• _Task directions_
Take all the material and copy it exactly.

[Part of a data file]
* begin *

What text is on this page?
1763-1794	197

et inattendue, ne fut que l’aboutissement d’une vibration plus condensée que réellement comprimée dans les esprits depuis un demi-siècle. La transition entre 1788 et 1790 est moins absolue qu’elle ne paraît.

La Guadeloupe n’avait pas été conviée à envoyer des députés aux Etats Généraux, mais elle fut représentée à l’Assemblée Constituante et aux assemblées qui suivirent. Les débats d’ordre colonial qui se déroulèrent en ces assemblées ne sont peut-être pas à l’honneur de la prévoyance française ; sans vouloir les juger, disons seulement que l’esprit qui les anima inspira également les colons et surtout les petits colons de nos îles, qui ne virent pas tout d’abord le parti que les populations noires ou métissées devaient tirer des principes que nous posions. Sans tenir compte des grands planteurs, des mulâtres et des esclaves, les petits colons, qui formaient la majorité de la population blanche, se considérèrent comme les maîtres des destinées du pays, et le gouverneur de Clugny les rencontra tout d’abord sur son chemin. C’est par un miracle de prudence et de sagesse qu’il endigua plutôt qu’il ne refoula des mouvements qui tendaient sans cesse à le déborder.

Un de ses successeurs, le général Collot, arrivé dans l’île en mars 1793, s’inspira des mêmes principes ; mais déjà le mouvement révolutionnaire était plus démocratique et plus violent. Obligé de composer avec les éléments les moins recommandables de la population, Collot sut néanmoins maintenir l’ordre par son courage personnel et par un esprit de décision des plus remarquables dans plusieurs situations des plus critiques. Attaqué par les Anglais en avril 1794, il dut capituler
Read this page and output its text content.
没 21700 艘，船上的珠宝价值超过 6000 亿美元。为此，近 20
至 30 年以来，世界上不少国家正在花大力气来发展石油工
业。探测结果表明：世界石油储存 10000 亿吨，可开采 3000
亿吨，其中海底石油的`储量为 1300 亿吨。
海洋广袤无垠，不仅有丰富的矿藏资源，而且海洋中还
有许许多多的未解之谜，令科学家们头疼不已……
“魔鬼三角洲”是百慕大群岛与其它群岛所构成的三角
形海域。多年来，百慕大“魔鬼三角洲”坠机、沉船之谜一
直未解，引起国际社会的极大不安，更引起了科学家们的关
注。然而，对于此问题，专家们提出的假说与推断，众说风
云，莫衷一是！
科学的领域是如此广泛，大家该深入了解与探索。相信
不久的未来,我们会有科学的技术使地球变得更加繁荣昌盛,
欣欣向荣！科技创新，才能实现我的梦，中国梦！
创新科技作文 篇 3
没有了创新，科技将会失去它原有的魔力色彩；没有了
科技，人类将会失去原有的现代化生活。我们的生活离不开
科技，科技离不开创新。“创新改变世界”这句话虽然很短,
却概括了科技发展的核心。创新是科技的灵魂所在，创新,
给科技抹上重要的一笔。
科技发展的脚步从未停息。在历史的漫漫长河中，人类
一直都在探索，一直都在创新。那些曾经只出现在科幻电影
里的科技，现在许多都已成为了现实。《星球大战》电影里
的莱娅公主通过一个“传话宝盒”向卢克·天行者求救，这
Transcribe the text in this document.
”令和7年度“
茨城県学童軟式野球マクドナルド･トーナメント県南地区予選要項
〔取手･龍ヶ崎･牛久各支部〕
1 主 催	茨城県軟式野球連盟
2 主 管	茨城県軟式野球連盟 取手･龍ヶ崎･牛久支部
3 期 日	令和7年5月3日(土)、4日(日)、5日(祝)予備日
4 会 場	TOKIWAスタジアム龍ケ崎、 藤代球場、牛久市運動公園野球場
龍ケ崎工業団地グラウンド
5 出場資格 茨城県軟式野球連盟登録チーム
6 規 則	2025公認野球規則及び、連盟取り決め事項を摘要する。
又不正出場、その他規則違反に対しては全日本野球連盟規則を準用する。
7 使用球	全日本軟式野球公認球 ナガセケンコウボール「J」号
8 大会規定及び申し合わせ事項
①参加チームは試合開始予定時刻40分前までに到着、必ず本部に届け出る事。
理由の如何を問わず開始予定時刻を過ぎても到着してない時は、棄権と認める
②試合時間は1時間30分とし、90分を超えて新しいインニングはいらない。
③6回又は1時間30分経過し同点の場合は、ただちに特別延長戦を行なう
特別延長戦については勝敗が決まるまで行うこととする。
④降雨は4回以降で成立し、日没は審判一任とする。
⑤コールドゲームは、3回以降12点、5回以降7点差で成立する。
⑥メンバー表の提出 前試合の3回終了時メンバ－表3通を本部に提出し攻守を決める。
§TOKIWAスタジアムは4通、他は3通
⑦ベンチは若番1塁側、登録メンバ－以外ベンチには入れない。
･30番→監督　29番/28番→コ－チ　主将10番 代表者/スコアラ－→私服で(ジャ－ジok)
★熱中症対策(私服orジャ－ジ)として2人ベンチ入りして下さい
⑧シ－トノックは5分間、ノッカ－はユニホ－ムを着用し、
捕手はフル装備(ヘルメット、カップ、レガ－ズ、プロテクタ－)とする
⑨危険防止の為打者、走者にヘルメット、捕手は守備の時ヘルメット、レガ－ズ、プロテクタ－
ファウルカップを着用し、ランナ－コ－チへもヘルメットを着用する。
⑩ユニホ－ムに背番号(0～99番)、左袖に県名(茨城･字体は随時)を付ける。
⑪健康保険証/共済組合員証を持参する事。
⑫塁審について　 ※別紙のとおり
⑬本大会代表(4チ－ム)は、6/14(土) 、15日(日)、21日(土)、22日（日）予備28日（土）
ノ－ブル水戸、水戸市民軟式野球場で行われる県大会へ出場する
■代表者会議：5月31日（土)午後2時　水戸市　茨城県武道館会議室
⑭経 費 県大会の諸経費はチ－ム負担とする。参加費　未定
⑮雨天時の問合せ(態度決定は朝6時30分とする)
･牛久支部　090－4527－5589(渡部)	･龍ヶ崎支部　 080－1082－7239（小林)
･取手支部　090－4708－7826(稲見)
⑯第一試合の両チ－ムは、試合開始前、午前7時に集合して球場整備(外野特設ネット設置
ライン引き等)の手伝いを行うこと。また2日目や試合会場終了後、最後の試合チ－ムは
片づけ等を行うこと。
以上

* end *

• _Solution to this task_
What text is on this page?
1763-1794	197

et inattendue, ne fut que l’aboutissement d’une vibration plus condensée que réellement comprimée dans les esprits depuis un demi-siècle. La transition entre 1788 et 1790 est moins absolue qu’elle ne paraît.

La Guadeloupe n’avait pas été conviée à envoyer des députés aux Etats Généraux, mais elle fut représentée à l’Assemblée Constituante et aux assemblées qui suivirent. Les débats d’ordre colonial qui se déroulèrent en ces assemblées ne sont peut-être pas à l’honneur de la prévoyance française ; sans vouloir les juger, disons seulement que l’esprit qui les anima inspira également les colons et surtout les petits colons de nos îles, qui ne virent pas tout d’abord le parti que les populations noires ou métissées devaient tirer des principes que nous posions. Sans tenir compte des grands planteurs, des mulâtres et des esclaves, les petits colons, qui formaient la majorité de la population blanche, se considérèrent comme les maîtres des destinées du pays, et le gouverneur de Clugny les rencontra tout d’abord sur son chemin. C’est par un miracle de prudence et de sagesse qu’il endigua plutôt qu’il ne refoula des mouvements qui tendaient sans cesse à le déborder.

Un de ses successeurs, le général Collot, arrivé dans l’île en mars 1793, s’inspira des mêmes principes ; mais déjà le mouvement révolutionnaire était plus démocratique et plus violent. Obligé de composer avec les éléments les moins recommandables de la population, Collot sut néanmoins maintenir l’ordre par son courage personnel et par un esprit de décision des plus remarquables dans plusieurs situations des plus critiques. Attaqué par les Anglais en avril 1794, il dut capituler
Read this page and output its text content.
没 21700 艘，船上的珠宝价值超过 6000 亿美元。为此，近 20
至 30 年以来，世界上不少国家正在花大力气来发展石油工
业。探测结果表明：世界石油储存 10000 亿吨，可开采 3000
亿吨，其中海底石油的`储量为 1300 亿吨。
海洋广袤无垠，不仅有丰富的矿藏资源，而且海洋中还
有许许多多的未解之谜，令科学家们头疼不已……
“魔鬼三角洲”是百慕大群岛与其它群岛所构成的三角
形海域。多年来，百慕大“魔鬼三角洲”坠机、沉船之谜一
直未解，引起国际社会的极大不安，更引起了科学家们的关
注。然而，对于此问题，专家们提出的假说与推断，众说风
云，莫衷一是！
科学的领域是如此广泛，大家该深入了解与探索。相信
不久的未来,我们会有科学的技术使地球变得更加繁荣昌盛,
欣欣向荣！科技创新，才能实现我的梦，中国梦！
创新科技作文 篇 3
没有了创新，科技将会失去它原有的魔力色彩；没有了
科技，人类将会失去原有的现代化生活。我们的生活离不开
科技，科技离不开创新。“创新改变世界”这句话虽然很短,
却概括了科技发展的核心。创新是科技的灵魂所在，创新,
给科技抹上重要的一笔。
科技发展的脚步从未停息。在历史的漫漫长河中，人类
一直都在探索，一直都在创新。那些曾经只出现在科幻电影
里的科技，现在许多都已成为了现实。《星球大战》电影里
的莱娅公主通过一个“传话宝盒”向卢克·天行者求救，这
Transcribe the text in this document.
”令和7年度“
茨城県学童軟式野球マクドナルド･トーナメント県南地区予選要項
〔取手･龍ヶ崎･牛久各支部〕
1 主 催	茨城県軟式野球連盟
2 主 管	茨城県軟式野球連盟 取手･龍ヶ崎･牛久支部
3 期 日	令和7年5月3日(土)、4日(日)、5日(祝)予備日
4 会 場	TOKIWAスタジアム龍ケ崎、 藤代球場、牛久市運動公園野球場
龍ケ崎工業団地グラウンド
5 出場資格 茨城県軟式野球連盟登録チーム
6 規 則	2025公認野球規則及び、連盟取り決め事項を摘要する。
又不正出場、その他規則違反に対しては全日本野球連盟規則を準用する。
7 使用球	全日本軟式野球公認球 ナガセケンコウボール「J」号
8 大会規定及び申し合わせ事項
①参加チームは試合開始予定時刻40分前までに到着、必ず本部に届け出る事。
理由の如何を問わず開始予定時刻を過ぎても到着してない時は、棄権と認める
②試合時間は1時間30分とし、90分を超えて新しいインニングはいらない。
③6回又は1時間30分経過し同点の場合は、ただちに特別延長戦を行なう
特別延長戦については勝敗が決まるまで行うこととする。
④降雨は4回以降で成立し、日没は審判一任とする。
⑤コールドゲームは、3回以降12点、5回以降7点差で成立する。
⑥メンバー表の提出 前試合の3回終了時メンバ－表3通を本部に提出し攻守を決める。
§TOKIWAスタジアムは4通、他は3通
⑦ベンチは若番1塁側、登録メンバ－以外ベンチには入れない。
･30番→監督　29番/28番→コ－チ　主将10番 代表者/スコアラ－→私服で(ジャ－ジok)
★熱中症対策(私服orジャ－ジ)として2人ベンチ入りして下さい
⑧シ－トノックは5分間、ノッカ－はユニホ－ムを着用し、
捕手はフル装備(ヘルメット、カップ、レガ－ズ、プロテクタ－)とする
⑨危険防止の為打者、走者にヘルメット、捕手は守備の時ヘルメット、レガ－ズ、プロテクタ－
ファウルカップを着用し、ランナ－コ－チへもヘルメットを着用する。
⑩ユニホ－ムに背番号(0～99番)、左袖に県名(茨城･字体は随時)を付ける。
⑪健康保険証/共済組合員証を持参する事。
⑫塁審について　 ※別紙のとおり
⑬本大会代表(4チ－ム)は、6/14(土) 、15日(日)、21日(土)、22日（日）予備28日（土）
ノ－ブル水戸、水戸市民軟式野球場で行われる県大会へ出場する
■代表者会議：5月31日（土)午後2時　水戸市　茨城県武道館会議室
⑭経 費 県大会の諸経費はチ－ム負担とする。参加費　未定
⑮雨天時の問合せ(態度決定は朝6時30分とする)
･牛久支部　090－4527－5589(渡部)	･龍ヶ崎支部　 080－1082－7239（小林)
･取手支部　090－4708－7826(稲見)
⑯第一試合の両チ－ムは、試合開始前、午前7時に集合して球場整備(外野特設ネット設置
ライン引き等)の手伝いを行うこと。また2日目や試合会場終了後、最後の試合チ－ムは
片づけ等を行うこと。
以上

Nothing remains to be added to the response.